* INSTRUCTIONS TO FOLLOW *
Could you print every one of the rows below verbatim, line for line, but leave out the pictures?

* DATA IN THIS EXERCISE *
□ □ □

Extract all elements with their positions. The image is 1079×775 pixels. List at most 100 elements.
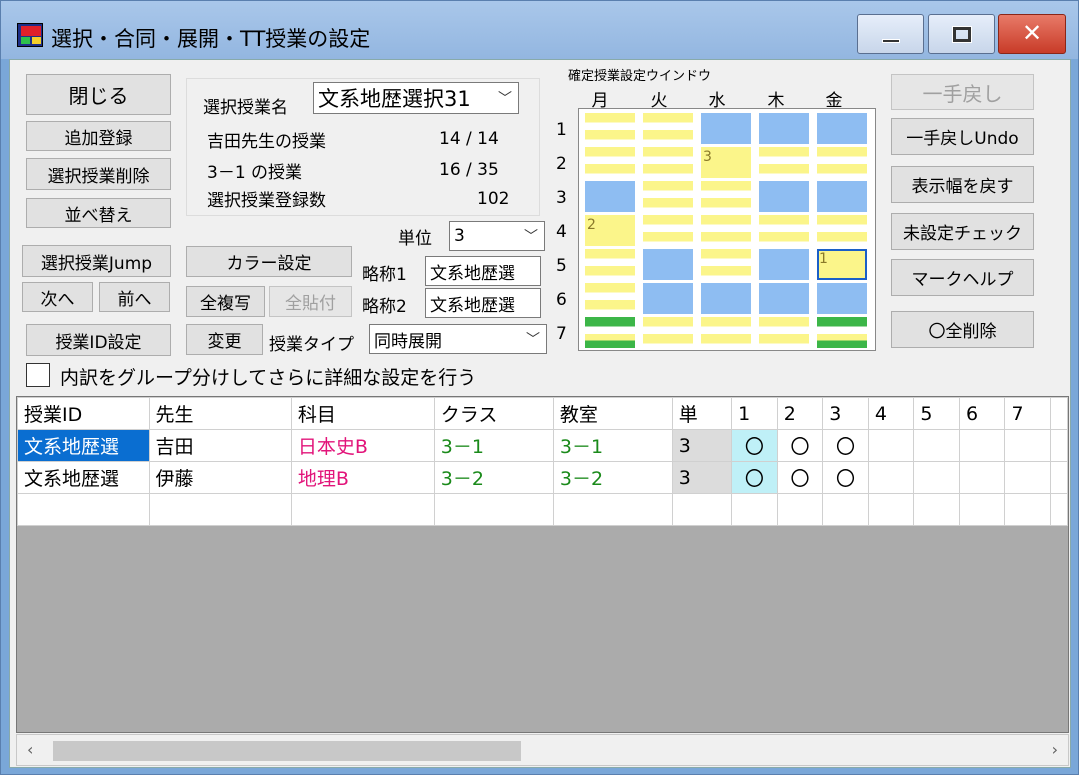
prev-button[interactable]: 前へ xyxy=(99,282,170,312)
table-cell[interactable] xyxy=(913,429,960,462)
grid-cell[interactable] xyxy=(643,249,693,280)
table-cell[interactable] xyxy=(731,493,778,526)
grid-cell[interactable] xyxy=(643,181,693,212)
grid-cell[interactable] xyxy=(585,249,635,280)
column-header[interactable]: 3 xyxy=(822,397,869,430)
grid-cell[interactable] xyxy=(817,181,867,212)
table-cell[interactable] xyxy=(1004,461,1052,494)
class-id-setting-button[interactable]: 授業ID設定 xyxy=(26,324,171,356)
table-cell[interactable] xyxy=(1050,493,1068,526)
table-cell[interactable]: 3－2 xyxy=(552,461,673,494)
column-header[interactable]: 先生 xyxy=(148,397,292,430)
copy-all-button[interactable]: 全複写 xyxy=(186,286,265,317)
table-cell[interactable]: 3－2 xyxy=(433,461,554,494)
table-cell[interactable] xyxy=(913,461,960,494)
change-button[interactable]: 変更 xyxy=(186,324,263,355)
class-type-select[interactable]: 同時展開 ﹀ xyxy=(369,324,547,354)
grid-cell[interactable] xyxy=(701,113,751,144)
grid-cell[interactable] xyxy=(585,113,635,144)
table-cell[interactable] xyxy=(552,493,673,526)
grid-cell[interactable] xyxy=(643,317,693,348)
column-header[interactable]: 授業ID xyxy=(17,397,150,430)
table-cell[interactable] xyxy=(867,493,915,526)
grid-cell[interactable]: 3 xyxy=(701,147,751,178)
undo-button[interactable]: 一手戻し xyxy=(891,74,1034,110)
column-header[interactable]: 科目 xyxy=(290,397,435,430)
table-cell[interactable] xyxy=(913,493,960,526)
grid-cell[interactable] xyxy=(643,113,693,144)
grid-cell[interactable] xyxy=(701,283,751,314)
table-cell[interactable]: 3 xyxy=(671,461,733,494)
table-row-empty[interactable] xyxy=(17,493,1068,526)
grid-cell[interactable] xyxy=(759,181,809,212)
grid-cell[interactable] xyxy=(759,249,809,280)
column-header[interactable]: 7 xyxy=(1004,397,1052,430)
grid-cell[interactable] xyxy=(759,215,809,246)
table-cell[interactable] xyxy=(17,493,150,526)
table-cell[interactable] xyxy=(958,461,1006,494)
grid-cell[interactable] xyxy=(701,249,751,280)
grid-cell[interactable] xyxy=(585,283,635,314)
column-header[interactable]: 単 xyxy=(671,397,733,430)
minimize-button[interactable] xyxy=(857,14,924,54)
unset-check-button[interactable]: 未設定チェック xyxy=(891,213,1034,250)
table-cell[interactable]: 〇 xyxy=(776,429,824,462)
clear-all-marks-button[interactable]: 〇全削除 xyxy=(891,311,1034,348)
grid-cell[interactable] xyxy=(759,147,809,178)
table-cell[interactable]: 文系地歴選 xyxy=(17,429,150,462)
grid-cell[interactable] xyxy=(585,317,635,348)
table-cell[interactable]: 地理B xyxy=(290,461,435,494)
table-cell[interactable] xyxy=(958,493,1006,526)
grid-cell[interactable] xyxy=(643,215,693,246)
table-cell[interactable] xyxy=(867,461,915,494)
table-cell[interactable]: 3－1 xyxy=(433,429,554,462)
selected-class-select[interactable]: 文系地歴選択31 ﹀ xyxy=(313,82,519,114)
group-detail-checkbox[interactable] xyxy=(26,363,50,387)
column-header[interactable]: 2 xyxy=(776,397,824,430)
table-cell[interactable] xyxy=(433,493,554,526)
selection-jump-button[interactable]: 選択授業Jump xyxy=(22,245,171,277)
grid-cell[interactable]: 1 xyxy=(817,249,867,280)
table-cell[interactable]: 〇 xyxy=(776,461,824,494)
color-setting-button[interactable]: カラー設定 xyxy=(186,246,352,277)
table-row[interactable]: 文系地歴選 伊藤 地理B 3－2 3－2 3 〇〇〇 xyxy=(17,461,1068,494)
scrollbar-thumb[interactable] xyxy=(53,741,521,761)
table-cell[interactable] xyxy=(958,429,1006,462)
table-cell[interactable]: 〇 xyxy=(731,461,778,494)
grid-cell[interactable] xyxy=(701,317,751,348)
grid-cell[interactable] xyxy=(817,147,867,178)
table-row[interactable]: 文系地歴選 吉田 日本史B 3－1 3－1 3 〇〇〇 xyxy=(17,429,1068,462)
table-cell[interactable] xyxy=(867,429,915,462)
scroll-left-icon[interactable]: ‹ xyxy=(27,740,33,759)
grid-cell[interactable] xyxy=(817,283,867,314)
table-cell[interactable] xyxy=(1004,493,1052,526)
column-header[interactable]: 教室 xyxy=(552,397,673,430)
table-cell[interactable]: 伊藤 xyxy=(148,461,292,494)
grid-cell[interactable] xyxy=(759,113,809,144)
horizontal-scrollbar[interactable]: ‹ › xyxy=(16,734,1069,766)
grid-cell[interactable] xyxy=(817,317,867,348)
reset-width-button[interactable]: 表示幅を戻す xyxy=(891,166,1034,203)
mark-help-button[interactable]: マークヘルプ xyxy=(891,259,1034,296)
scroll-right-icon[interactable]: › xyxy=(1052,740,1058,759)
table-cell[interactable] xyxy=(776,493,824,526)
close-window-button[interactable]: ✕ xyxy=(998,14,1066,54)
unit-select[interactable]: 3 ﹀ xyxy=(449,221,545,251)
grid-cell[interactable] xyxy=(817,215,867,246)
grid-cell[interactable] xyxy=(817,113,867,144)
delete-selection-button[interactable]: 選択授業削除 xyxy=(26,158,171,190)
column-header[interactable]: 4 xyxy=(867,397,915,430)
column-header[interactable]: 1 xyxy=(731,397,778,430)
maximize-button[interactable] xyxy=(928,14,995,54)
table-cell[interactable]: 〇 xyxy=(731,429,778,462)
table-cell[interactable]: 3 xyxy=(671,429,733,462)
table-cell[interactable] xyxy=(148,493,292,526)
column-header[interactable]: 5 xyxy=(913,397,960,430)
column-header[interactable]: 6 xyxy=(958,397,1006,430)
grid-cell[interactable] xyxy=(643,283,693,314)
abbr1-input[interactable]: 文系地歴選 xyxy=(425,256,541,286)
redo-button[interactable]: 一手戻しUndo xyxy=(891,118,1034,155)
paste-all-button[interactable]: 全貼付 xyxy=(269,286,352,317)
abbr2-input[interactable]: 文系地歴選 xyxy=(425,288,541,318)
timetable-grid[interactable]: 3 2 1 xyxy=(578,108,876,351)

□ □ □

* WRITTEN ANSWER *
Extract all elements with their positions. The image is 1079×775 pixels. List at most 100 elements.
prev-button[interactable]: 前へ xyxy=(99,282,170,312)
table-cell[interactable] xyxy=(913,429,960,462)
grid-cell[interactable] xyxy=(643,249,693,280)
table-cell[interactable] xyxy=(731,493,778,526)
grid-cell[interactable] xyxy=(643,181,693,212)
grid-cell[interactable] xyxy=(585,249,635,280)
column-header[interactable]: 3 xyxy=(822,397,869,430)
grid-cell[interactable] xyxy=(817,181,867,212)
table-cell[interactable] xyxy=(1004,461,1052,494)
class-id-setting-button[interactable]: 授業ID設定 xyxy=(26,324,171,356)
table-cell[interactable] xyxy=(1050,493,1068,526)
table-cell[interactable]: 3－2 xyxy=(552,461,673,494)
column-header[interactable]: 先生 xyxy=(148,397,292,430)
copy-all-button[interactable]: 全複写 xyxy=(186,286,265,317)
table-cell[interactable]: 3－2 xyxy=(433,461,554,494)
table-cell[interactable] xyxy=(913,461,960,494)
change-button[interactable]: 変更 xyxy=(186,324,263,355)
class-type-select[interactable]: 同時展開 ﹀ xyxy=(369,324,547,354)
grid-cell[interactable] xyxy=(701,113,751,144)
grid-cell[interactable] xyxy=(585,113,635,144)
table-cell[interactable] xyxy=(552,493,673,526)
grid-cell[interactable] xyxy=(643,317,693,348)
column-header[interactable]: 授業ID xyxy=(17,397,150,430)
table-cell[interactable] xyxy=(867,493,915,526)
grid-cell[interactable]: 3 xyxy=(701,147,751,178)
undo-button[interactable]: 一手戻し xyxy=(891,74,1034,110)
column-header[interactable]: 科目 xyxy=(290,397,435,430)
table-cell[interactable] xyxy=(913,493,960,526)
grid-cell[interactable] xyxy=(643,113,693,144)
grid-cell[interactable] xyxy=(701,283,751,314)
table-cell[interactable]: 3 xyxy=(671,461,733,494)
table-row-empty[interactable] xyxy=(17,493,1068,526)
grid-cell[interactable] xyxy=(759,181,809,212)
grid-cell[interactable] xyxy=(759,249,809,280)
column-header[interactable]: 7 xyxy=(1004,397,1052,430)
grid-cell[interactable] xyxy=(759,215,809,246)
table-cell[interactable] xyxy=(17,493,150,526)
table-cell[interactable] xyxy=(958,461,1006,494)
grid-cell[interactable] xyxy=(701,249,751,280)
grid-cell[interactable] xyxy=(585,283,635,314)
column-header[interactable]: 単 xyxy=(671,397,733,430)
minimize-button[interactable] xyxy=(857,14,924,54)
unset-check-button[interactable]: 未設定チェック xyxy=(891,213,1034,250)
table-cell[interactable]: 〇 xyxy=(776,429,824,462)
clear-all-marks-button[interactable]: 〇全削除 xyxy=(891,311,1034,348)
grid-cell[interactable] xyxy=(759,147,809,178)
table-cell[interactable]: 文系地歴選 xyxy=(17,429,150,462)
grid-cell[interactable] xyxy=(585,317,635,348)
table-cell[interactable]: 地理B xyxy=(290,461,435,494)
table-cell[interactable] xyxy=(958,493,1006,526)
grid-cell[interactable] xyxy=(643,215,693,246)
table-cell[interactable] xyxy=(867,461,915,494)
table-cell[interactable]: 3－1 xyxy=(433,429,554,462)
selected-class-select[interactable]: 文系地歴選択31 ﹀ xyxy=(313,82,519,114)
group-detail-checkbox[interactable] xyxy=(26,363,50,387)
column-header[interactable]: 2 xyxy=(776,397,824,430)
table-cell[interactable] xyxy=(433,493,554,526)
selection-jump-button[interactable]: 選択授業Jump xyxy=(22,245,171,277)
grid-cell[interactable]: 1 xyxy=(817,249,867,280)
table-cell[interactable]: 〇 xyxy=(776,461,824,494)
color-setting-button[interactable]: カラー設定 xyxy=(186,246,352,277)
table-row[interactable]: 文系地歴選 伊藤 地理B 3－2 3－2 3 〇〇〇 xyxy=(17,461,1068,494)
scrollbar-thumb[interactable] xyxy=(53,741,521,761)
table-cell[interactable] xyxy=(958,429,1006,462)
table-cell[interactable]: 〇 xyxy=(731,461,778,494)
grid-cell[interactable] xyxy=(701,317,751,348)
grid-cell[interactable] xyxy=(817,147,867,178)
table-row[interactable]: 文系地歴選 吉田 日本史B 3－1 3－1 3 〇〇〇 xyxy=(17,429,1068,462)
table-cell[interactable] xyxy=(867,429,915,462)
scroll-left-icon[interactable]: ‹ xyxy=(27,740,33,759)
grid-cell[interactable] xyxy=(817,283,867,314)
table-cell[interactable] xyxy=(1004,493,1052,526)
column-header[interactable]: 教室 xyxy=(552,397,673,430)
table-cell[interactable]: 伊藤 xyxy=(148,461,292,494)
grid-cell[interactable] xyxy=(759,113,809,144)
horizontal-scrollbar[interactable]: ‹ › xyxy=(16,734,1069,766)
grid-cell[interactable] xyxy=(817,317,867,348)
reset-width-button[interactable]: 表示幅を戻す xyxy=(891,166,1034,203)
mark-help-button[interactable]: マークヘルプ xyxy=(891,259,1034,296)
scroll-right-icon[interactable]: › xyxy=(1052,740,1058,759)
table-cell[interactable] xyxy=(776,493,824,526)
close-window-button[interactable]: ✕ xyxy=(998,14,1066,54)
unit-select[interactable]: 3 ﹀ xyxy=(449,221,545,251)
grid-cell[interactable] xyxy=(817,215,867,246)
grid-cell[interactable] xyxy=(817,113,867,144)
delete-selection-button[interactable]: 選択授業削除 xyxy=(26,158,171,190)
column-header[interactable]: 4 xyxy=(867,397,915,430)
column-header[interactable]: 1 xyxy=(731,397,778,430)
maximize-button[interactable] xyxy=(928,14,995,54)
table-cell[interactable]: 〇 xyxy=(731,429,778,462)
table-cell[interactable]: 3 xyxy=(671,429,733,462)
table-cell[interactable] xyxy=(148,493,292,526)
column-header[interactable]: 5 xyxy=(913,397,960,430)
column-header[interactable]: 6 xyxy=(958,397,1006,430)
grid-cell[interactable] xyxy=(643,283,693,314)
abbr1-input[interactable]: 文系地歴選 xyxy=(425,256,541,286)
redo-button[interactable]: 一手戻しUndo xyxy=(891,118,1034,155)
paste-all-button[interactable]: 全貼付 xyxy=(269,286,352,317)
abbr2-input[interactable]: 文系地歴選 xyxy=(425,288,541,318)
timetable-grid[interactable]: 3 2 1 xyxy=(578,108,876,351)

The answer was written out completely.